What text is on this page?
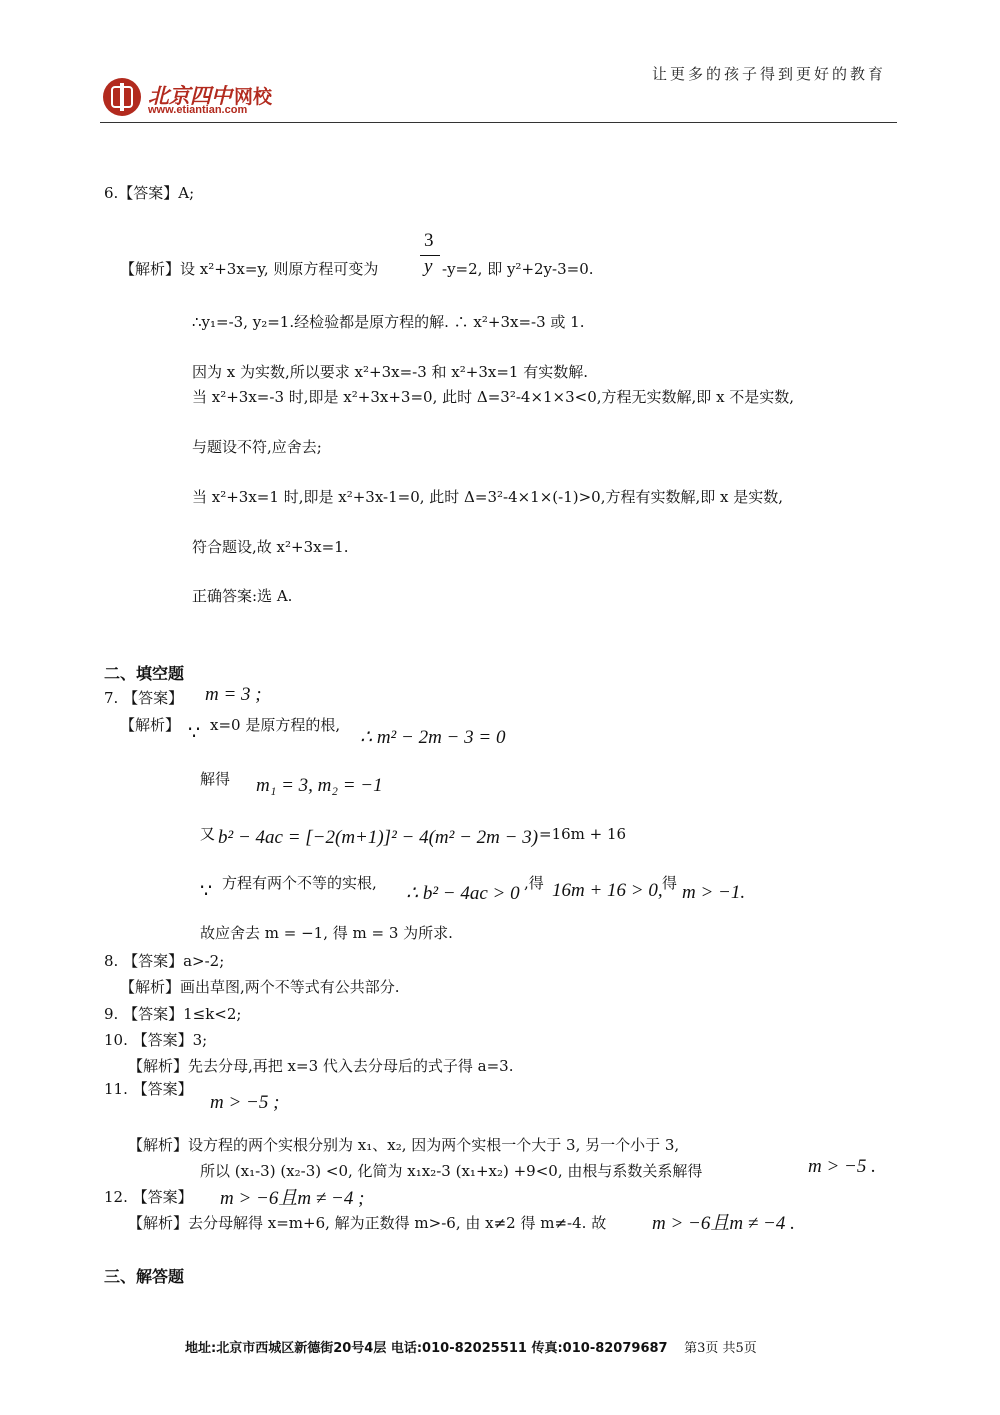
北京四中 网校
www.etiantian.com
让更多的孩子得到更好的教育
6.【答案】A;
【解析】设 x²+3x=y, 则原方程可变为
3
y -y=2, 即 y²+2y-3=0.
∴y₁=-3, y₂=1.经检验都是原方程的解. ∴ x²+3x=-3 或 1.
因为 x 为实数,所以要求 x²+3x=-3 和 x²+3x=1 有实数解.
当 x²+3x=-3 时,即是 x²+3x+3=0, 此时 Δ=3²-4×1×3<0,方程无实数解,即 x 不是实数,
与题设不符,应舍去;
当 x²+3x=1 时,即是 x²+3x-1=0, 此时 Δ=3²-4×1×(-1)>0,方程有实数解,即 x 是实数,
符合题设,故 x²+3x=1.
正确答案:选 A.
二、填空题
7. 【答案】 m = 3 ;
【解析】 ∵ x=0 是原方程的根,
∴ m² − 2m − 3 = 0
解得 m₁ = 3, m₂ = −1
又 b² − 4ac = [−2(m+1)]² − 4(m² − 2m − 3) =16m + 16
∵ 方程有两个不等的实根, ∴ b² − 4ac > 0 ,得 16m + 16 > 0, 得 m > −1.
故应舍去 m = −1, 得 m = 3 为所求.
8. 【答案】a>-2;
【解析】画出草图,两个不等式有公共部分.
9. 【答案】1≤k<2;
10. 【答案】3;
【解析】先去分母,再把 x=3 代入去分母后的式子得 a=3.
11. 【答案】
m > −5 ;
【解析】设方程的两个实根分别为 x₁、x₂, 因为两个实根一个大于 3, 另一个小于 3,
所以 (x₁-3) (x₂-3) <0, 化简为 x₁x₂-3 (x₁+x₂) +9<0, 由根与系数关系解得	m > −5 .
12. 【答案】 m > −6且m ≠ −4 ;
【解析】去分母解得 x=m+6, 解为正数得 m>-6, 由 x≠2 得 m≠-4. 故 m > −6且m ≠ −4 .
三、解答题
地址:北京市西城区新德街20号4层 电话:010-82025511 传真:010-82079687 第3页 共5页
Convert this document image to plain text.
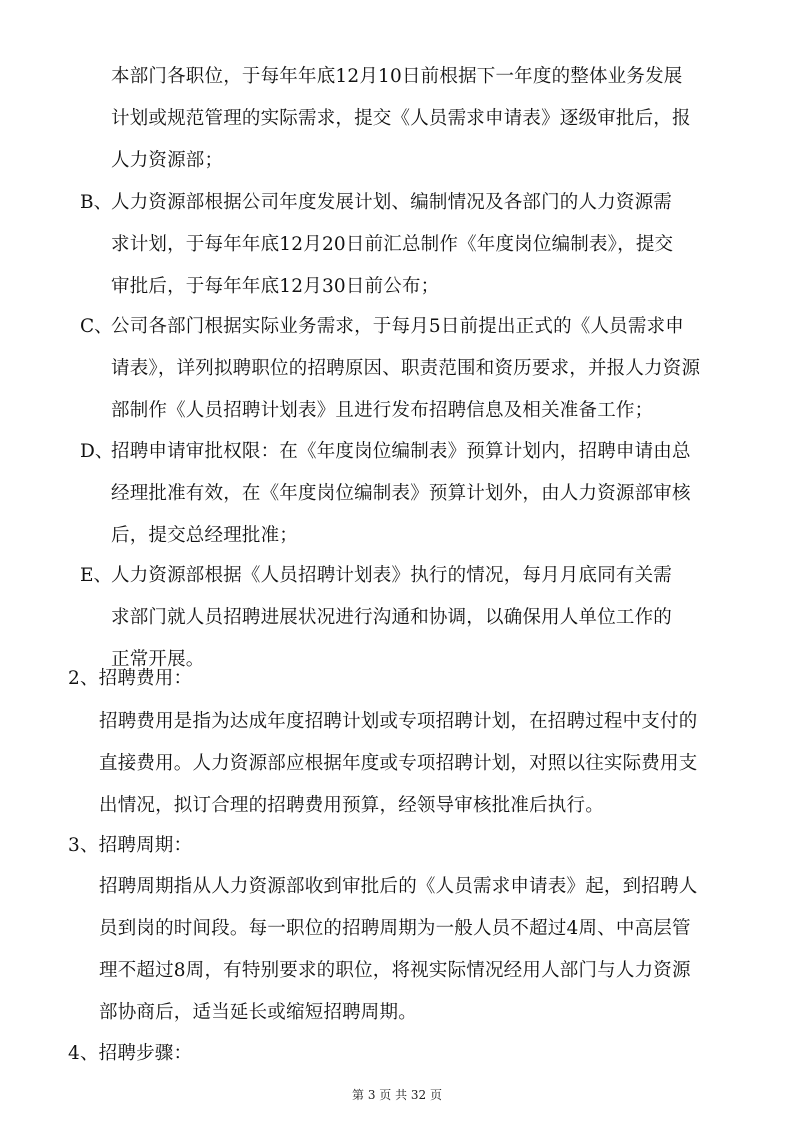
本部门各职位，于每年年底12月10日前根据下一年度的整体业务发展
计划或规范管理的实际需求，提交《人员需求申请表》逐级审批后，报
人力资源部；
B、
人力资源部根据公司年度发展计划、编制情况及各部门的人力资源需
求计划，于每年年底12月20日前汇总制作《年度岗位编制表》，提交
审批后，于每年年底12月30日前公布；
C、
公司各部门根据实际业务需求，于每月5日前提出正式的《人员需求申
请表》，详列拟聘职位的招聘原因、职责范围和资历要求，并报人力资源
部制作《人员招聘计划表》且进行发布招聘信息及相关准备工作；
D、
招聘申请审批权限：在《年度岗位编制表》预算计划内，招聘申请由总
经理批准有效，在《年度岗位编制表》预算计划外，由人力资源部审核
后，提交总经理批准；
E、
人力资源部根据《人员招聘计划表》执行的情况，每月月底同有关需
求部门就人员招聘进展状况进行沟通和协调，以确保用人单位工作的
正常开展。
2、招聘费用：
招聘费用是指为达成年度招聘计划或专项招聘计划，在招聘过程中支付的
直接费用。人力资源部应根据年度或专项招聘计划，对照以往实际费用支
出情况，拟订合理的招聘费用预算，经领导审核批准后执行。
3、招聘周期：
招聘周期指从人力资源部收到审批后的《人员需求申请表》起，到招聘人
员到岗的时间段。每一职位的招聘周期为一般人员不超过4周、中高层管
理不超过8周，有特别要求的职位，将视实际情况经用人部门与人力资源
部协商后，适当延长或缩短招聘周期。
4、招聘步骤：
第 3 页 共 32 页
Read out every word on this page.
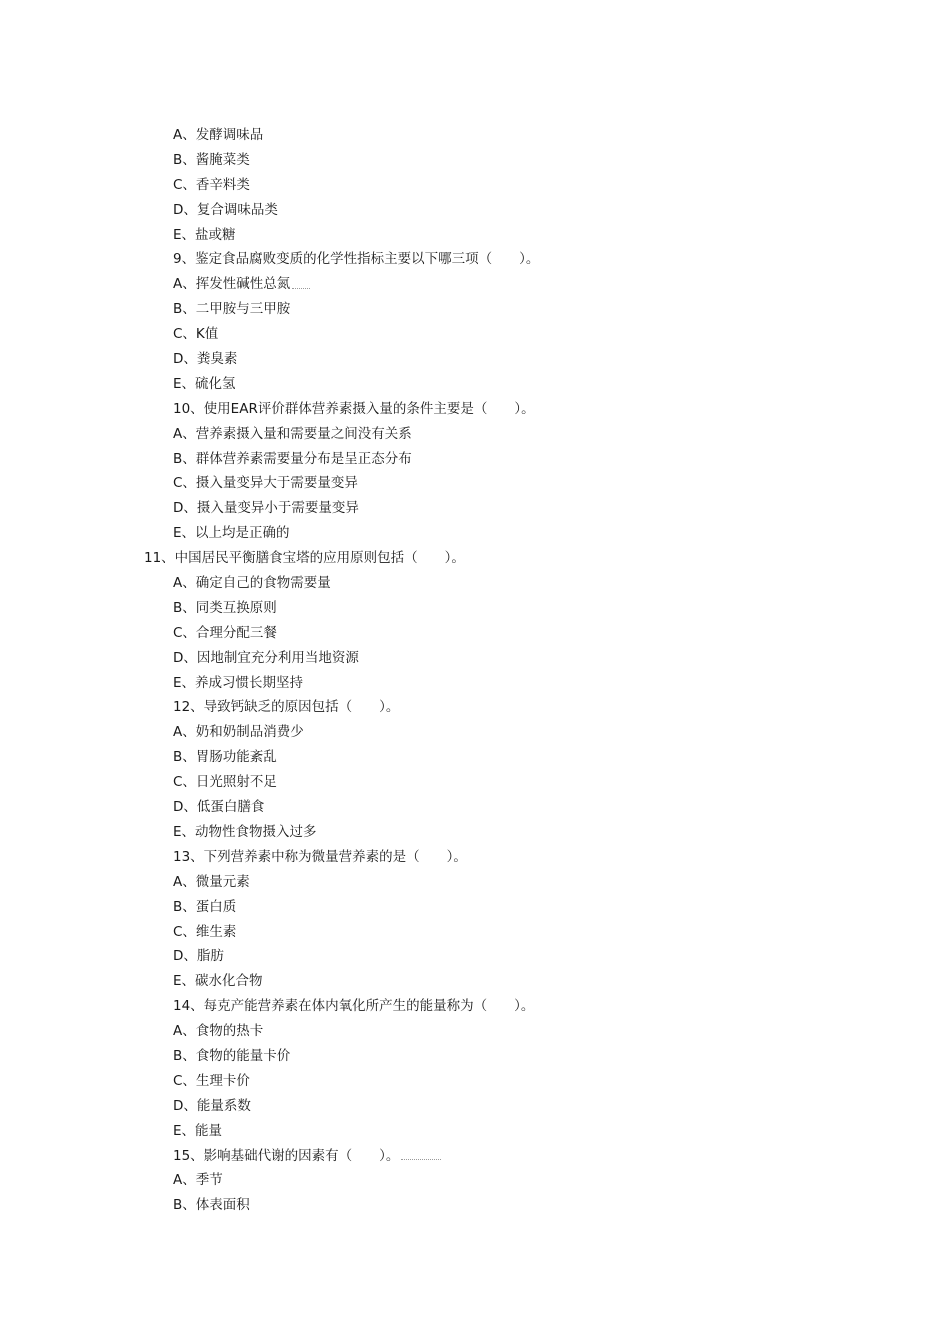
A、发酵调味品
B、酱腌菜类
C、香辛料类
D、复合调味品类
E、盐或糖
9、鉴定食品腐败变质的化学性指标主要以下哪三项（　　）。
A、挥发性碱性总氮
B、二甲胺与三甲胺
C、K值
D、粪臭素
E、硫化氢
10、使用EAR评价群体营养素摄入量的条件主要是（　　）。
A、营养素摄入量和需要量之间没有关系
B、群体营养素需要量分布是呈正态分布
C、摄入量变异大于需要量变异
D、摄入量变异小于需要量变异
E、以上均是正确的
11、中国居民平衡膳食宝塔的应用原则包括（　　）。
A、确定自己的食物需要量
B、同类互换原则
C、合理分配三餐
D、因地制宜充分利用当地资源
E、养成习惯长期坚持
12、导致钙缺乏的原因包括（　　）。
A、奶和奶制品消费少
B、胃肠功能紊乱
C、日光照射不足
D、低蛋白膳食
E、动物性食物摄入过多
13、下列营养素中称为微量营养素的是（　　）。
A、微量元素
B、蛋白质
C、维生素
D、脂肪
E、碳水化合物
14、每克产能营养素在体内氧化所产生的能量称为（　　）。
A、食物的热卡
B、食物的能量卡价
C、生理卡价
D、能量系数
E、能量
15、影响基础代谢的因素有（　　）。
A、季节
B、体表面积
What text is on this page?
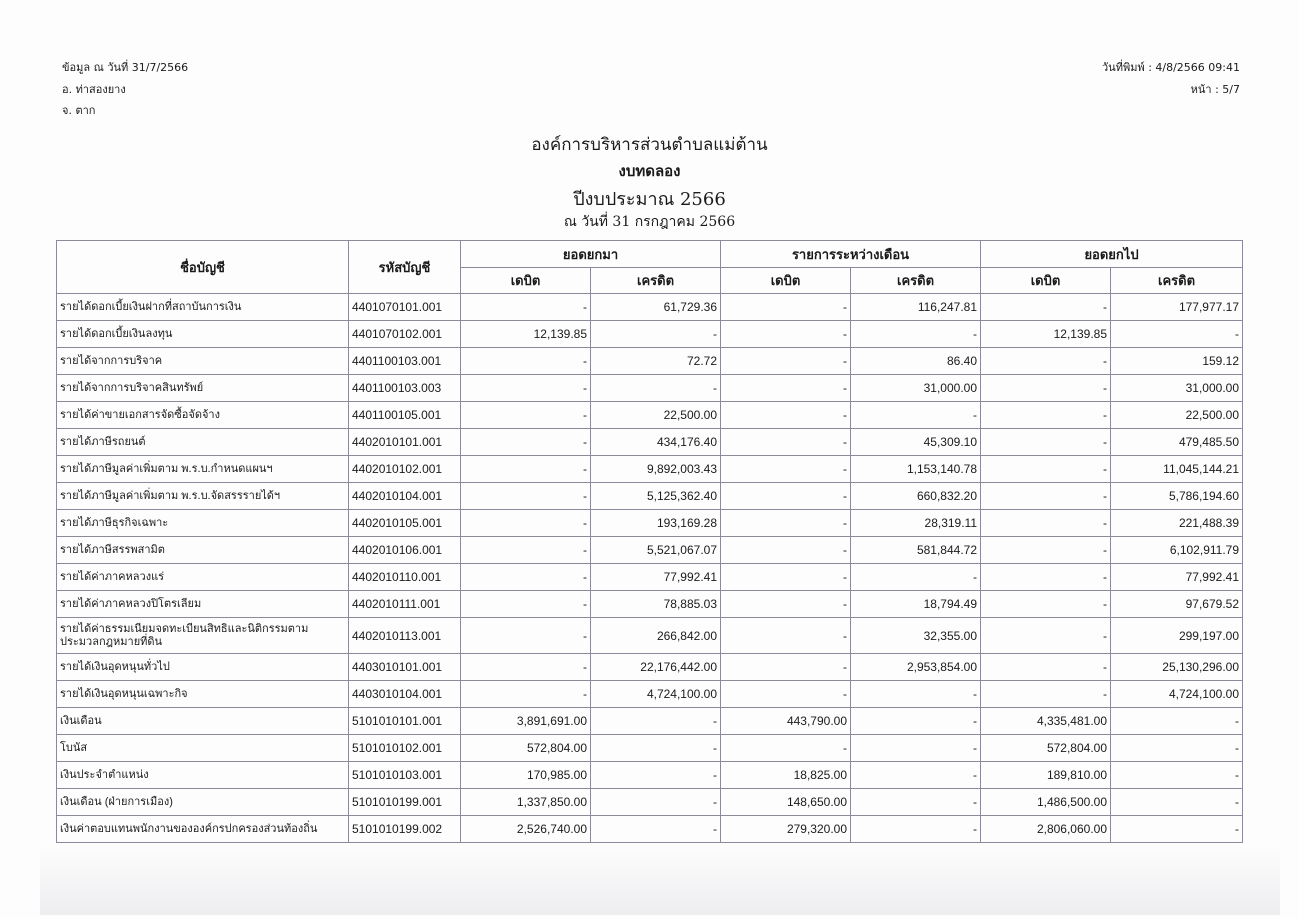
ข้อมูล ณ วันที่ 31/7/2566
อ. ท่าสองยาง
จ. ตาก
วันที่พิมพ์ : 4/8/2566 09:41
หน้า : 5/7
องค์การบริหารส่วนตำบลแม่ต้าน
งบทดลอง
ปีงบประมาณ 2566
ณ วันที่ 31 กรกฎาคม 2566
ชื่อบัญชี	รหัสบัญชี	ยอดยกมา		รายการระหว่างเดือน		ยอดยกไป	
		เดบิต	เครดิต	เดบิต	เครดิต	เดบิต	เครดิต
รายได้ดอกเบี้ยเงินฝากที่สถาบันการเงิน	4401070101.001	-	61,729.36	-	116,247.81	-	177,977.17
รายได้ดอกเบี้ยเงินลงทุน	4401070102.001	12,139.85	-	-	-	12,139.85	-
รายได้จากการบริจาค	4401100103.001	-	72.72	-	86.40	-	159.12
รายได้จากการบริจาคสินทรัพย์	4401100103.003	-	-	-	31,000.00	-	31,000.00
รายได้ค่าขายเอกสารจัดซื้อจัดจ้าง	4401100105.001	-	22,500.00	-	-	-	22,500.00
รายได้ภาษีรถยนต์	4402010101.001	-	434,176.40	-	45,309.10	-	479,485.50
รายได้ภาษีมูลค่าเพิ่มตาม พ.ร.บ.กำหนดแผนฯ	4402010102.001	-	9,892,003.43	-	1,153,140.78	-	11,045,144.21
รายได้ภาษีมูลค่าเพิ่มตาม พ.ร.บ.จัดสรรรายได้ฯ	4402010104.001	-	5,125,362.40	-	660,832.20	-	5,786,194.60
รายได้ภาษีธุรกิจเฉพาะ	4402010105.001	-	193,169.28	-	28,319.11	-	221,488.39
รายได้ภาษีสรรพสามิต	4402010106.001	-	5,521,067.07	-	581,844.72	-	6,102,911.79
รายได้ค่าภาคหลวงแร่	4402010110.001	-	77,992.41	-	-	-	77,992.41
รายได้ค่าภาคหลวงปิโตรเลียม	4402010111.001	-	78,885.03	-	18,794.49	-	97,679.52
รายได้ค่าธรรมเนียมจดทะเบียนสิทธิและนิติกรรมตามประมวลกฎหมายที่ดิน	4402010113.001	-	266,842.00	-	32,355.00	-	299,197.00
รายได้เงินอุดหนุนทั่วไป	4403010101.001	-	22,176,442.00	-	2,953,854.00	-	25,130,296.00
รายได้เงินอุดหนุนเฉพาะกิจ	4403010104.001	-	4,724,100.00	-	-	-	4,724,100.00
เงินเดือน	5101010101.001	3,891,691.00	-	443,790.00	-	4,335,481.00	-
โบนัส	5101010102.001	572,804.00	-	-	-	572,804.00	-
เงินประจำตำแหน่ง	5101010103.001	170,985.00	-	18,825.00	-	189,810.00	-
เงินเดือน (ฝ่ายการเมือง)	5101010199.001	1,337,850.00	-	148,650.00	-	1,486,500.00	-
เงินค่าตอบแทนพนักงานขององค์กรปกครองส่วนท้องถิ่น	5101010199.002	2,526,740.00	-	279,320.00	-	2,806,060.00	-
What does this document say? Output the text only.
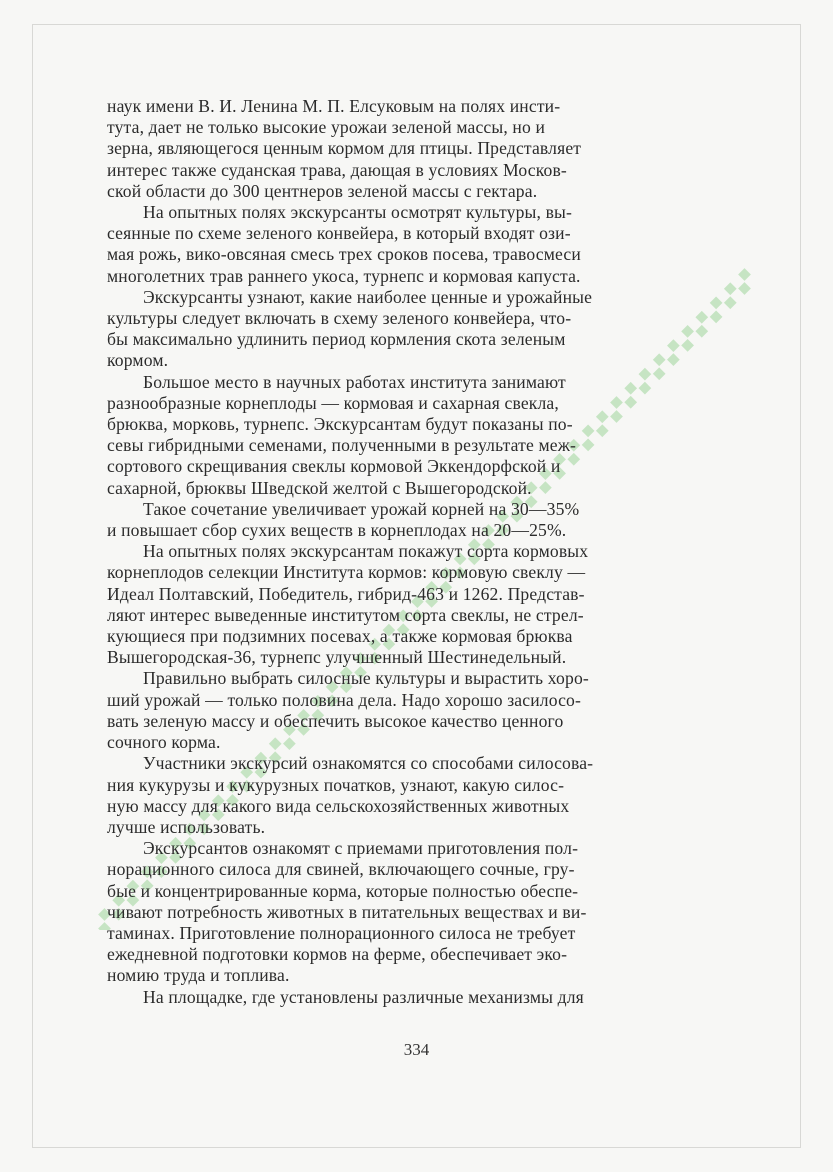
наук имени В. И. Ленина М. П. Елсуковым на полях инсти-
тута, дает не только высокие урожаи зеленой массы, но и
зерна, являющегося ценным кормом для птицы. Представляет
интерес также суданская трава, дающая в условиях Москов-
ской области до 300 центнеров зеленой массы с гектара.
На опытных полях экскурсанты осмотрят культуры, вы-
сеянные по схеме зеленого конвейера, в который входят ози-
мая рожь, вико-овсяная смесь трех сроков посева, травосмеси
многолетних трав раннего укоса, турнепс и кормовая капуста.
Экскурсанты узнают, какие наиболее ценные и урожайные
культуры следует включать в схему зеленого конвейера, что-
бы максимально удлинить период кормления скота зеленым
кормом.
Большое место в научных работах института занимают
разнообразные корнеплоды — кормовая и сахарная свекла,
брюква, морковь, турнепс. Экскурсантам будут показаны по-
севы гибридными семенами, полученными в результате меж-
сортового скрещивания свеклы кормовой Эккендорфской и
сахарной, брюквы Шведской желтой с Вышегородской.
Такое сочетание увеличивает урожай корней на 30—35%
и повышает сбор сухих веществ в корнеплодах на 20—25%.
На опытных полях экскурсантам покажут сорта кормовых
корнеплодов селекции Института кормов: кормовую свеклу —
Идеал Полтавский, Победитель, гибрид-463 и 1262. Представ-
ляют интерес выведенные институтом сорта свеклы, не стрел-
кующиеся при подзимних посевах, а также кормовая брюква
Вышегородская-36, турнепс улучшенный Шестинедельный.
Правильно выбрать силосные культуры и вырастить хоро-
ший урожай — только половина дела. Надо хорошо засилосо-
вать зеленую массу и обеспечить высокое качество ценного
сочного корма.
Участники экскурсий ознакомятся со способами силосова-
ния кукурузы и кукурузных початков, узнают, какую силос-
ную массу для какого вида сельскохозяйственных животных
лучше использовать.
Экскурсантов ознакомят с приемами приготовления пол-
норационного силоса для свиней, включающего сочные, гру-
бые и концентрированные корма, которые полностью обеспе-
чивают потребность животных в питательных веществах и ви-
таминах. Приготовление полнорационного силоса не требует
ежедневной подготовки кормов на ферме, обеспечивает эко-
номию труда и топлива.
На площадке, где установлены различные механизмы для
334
■ ■ ■ ■ ■
▶ _Aim of the exercise_
Pull out all lines containing "人员招聘计划表".

▶ _Full output_
部制作《人员招聘计划表》且进行发布招聘信息及相关准备工作；
人力资源部根据《人员招聘计划表》执行的情况，每月月底同有关需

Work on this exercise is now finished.